__About this exercise__: Set down all of the records below exactly, please, omitting the images.
####
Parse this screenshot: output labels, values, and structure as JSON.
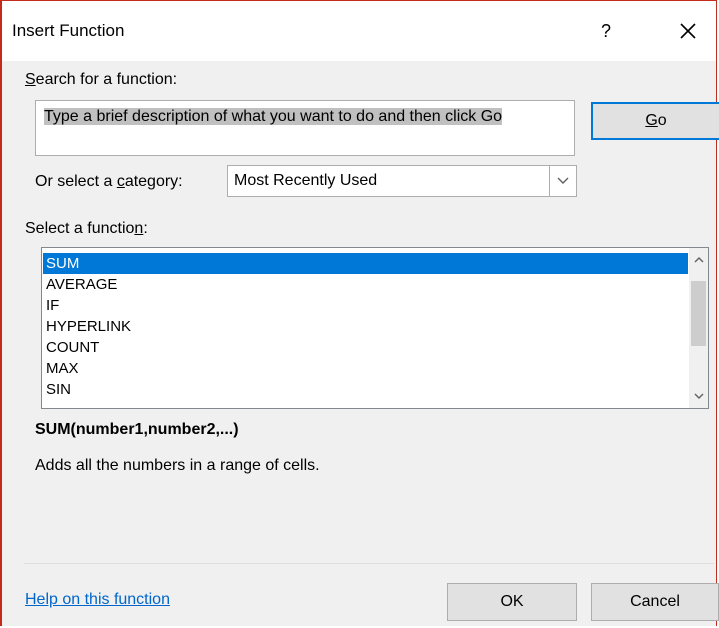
{
  "dialog": {
    "title": "Insert Function",
    "help_glyph": "?",
    "close_glyph": "×"
  },
  "search": {
    "label_pre": "",
    "label_key": "S",
    "label_post": "earch for a function:",
    "value": "Type a brief description of what you want to do and then click Go",
    "go_pre": "",
    "go_key": "G",
    "go_post": "o"
  },
  "category": {
    "label_pre": "Or select a ",
    "label_key": "c",
    "label_post": "ategory:",
    "selected": "Most Recently Used"
  },
  "functions": {
    "label_pre": "Select a functio",
    "label_key": "n",
    "label_post": ":",
    "items": [
      "SUM",
      "AVERAGE",
      "IF",
      "HYPERLINK",
      "COUNT",
      "MAX",
      "SIN"
    ],
    "selected_index": 0
  },
  "details": {
    "syntax": "SUM(number1,number2,...)",
    "description": "Adds all the numbers in a range of cells."
  },
  "footer": {
    "help_link": "Help on this function",
    "ok_label": "OK",
    "cancel_label": "Cancel"
  },
  "colors": {
    "accent": "#0078d7",
    "link": "#0066cc",
    "window_border": "#c42b1c"
  }
}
####
__Solution to the exercise__:
Parse this screenshot: output labels, values, and structure as JSON.
{
  "dialog": {
    "title": "Insert Function",
    "help_glyph": "?",
    "close_glyph": "×"
  },
  "search": {
    "label_pre": "",
    "label_key": "S",
    "label_post": "earch for a function:",
    "value": "Type a brief description of what you want to do and then click Go",
    "go_pre": "",
    "go_key": "G",
    "go_post": "o"
  },
  "category": {
    "label_pre": "Or select a ",
    "label_key": "c",
    "label_post": "ategory:",
    "selected": "Most Recently Used"
  },
  "functions": {
    "label_pre": "Select a functio",
    "label_key": "n",
    "label_post": ":",
    "items": [
      "SUM",
      "AVERAGE",
      "IF",
      "HYPERLINK",
      "COUNT",
      "MAX",
      "SIN"
    ],
    "selected_index": 0
  },
  "details": {
    "syntax": "SUM(number1,number2,...)",
    "description": "Adds all the numbers in a range of cells."
  },
  "footer": {
    "help_link": "Help on this function",
    "ok_label": "OK",
    "cancel_label": "Cancel"
  },
  "colors": {
    "accent": "#0078d7",
    "link": "#0066cc",
    "window_border": "#c42b1c"
  }
}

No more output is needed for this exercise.